**WRITTEN PROBLEM:** Everything in the listing should be restated word for word.

──────── SOURCE MATERIAL ────────

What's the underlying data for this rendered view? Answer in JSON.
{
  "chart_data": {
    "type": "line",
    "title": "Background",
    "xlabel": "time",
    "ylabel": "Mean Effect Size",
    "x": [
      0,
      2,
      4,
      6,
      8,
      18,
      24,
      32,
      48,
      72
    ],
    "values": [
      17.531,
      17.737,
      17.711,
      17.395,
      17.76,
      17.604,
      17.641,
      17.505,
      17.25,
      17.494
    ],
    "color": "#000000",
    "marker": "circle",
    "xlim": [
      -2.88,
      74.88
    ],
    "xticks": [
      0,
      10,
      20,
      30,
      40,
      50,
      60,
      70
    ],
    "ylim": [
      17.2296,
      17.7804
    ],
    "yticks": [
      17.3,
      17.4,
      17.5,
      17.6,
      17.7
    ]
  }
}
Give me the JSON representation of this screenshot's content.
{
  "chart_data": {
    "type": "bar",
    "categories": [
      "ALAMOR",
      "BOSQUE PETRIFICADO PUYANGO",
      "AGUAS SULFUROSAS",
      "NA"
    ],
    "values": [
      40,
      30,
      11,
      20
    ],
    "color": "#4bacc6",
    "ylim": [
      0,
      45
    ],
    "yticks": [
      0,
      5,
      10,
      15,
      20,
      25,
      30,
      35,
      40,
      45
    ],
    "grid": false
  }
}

────────

**RESULT FOR THIS TASK:**
What's the underlying data for this rendered view? Answer in JSON.
{
  "chart_data": {
    "type": "line",
    "title": "Background",
    "xlabel": "time",
    "ylabel": "Mean Effect Size",
    "x": [
      0,
      2,
      4,
      6,
      8,
      18,
      24,
      32,
      48,
      72
    ],
    "values": [
      17.531,
      17.737,
      17.711,
      17.395,
      17.76,
      17.604,
      17.641,
      17.505,
      17.25,
      17.494
    ],
    "color": "#000000",
    "marker": "circle",
    "xlim": [
      -2.88,
      74.88
    ],
    "xticks": [
      0,
      10,
      20,
      30,
      40,
      50,
      60,
      70
    ],
    "ylim": [
      17.2296,
      17.7804
    ],
    "yticks": [
      17.3,
      17.4,
      17.5,
      17.6,
      17.7
    ]
  }
}
Give me the JSON representation of this screenshot's content.
{
  "chart_data": {
    "type": "bar",
    "categories": [
      "ALAMOR",
      "BOSQUE PETRIFICADO PUYANGO",
      "AGUAS SULFUROSAS",
      "NA"
    ],
    "values": [
      40,
      30,
      11,
      20
    ],
    "color": "#4bacc6",
    "ylim": [
      0,
      45
    ],
    "yticks": [
      0,
      5,
      10,
      15,
      20,
      25,
      30,
      35,
      40,
      45
    ],
    "grid": false
  }
}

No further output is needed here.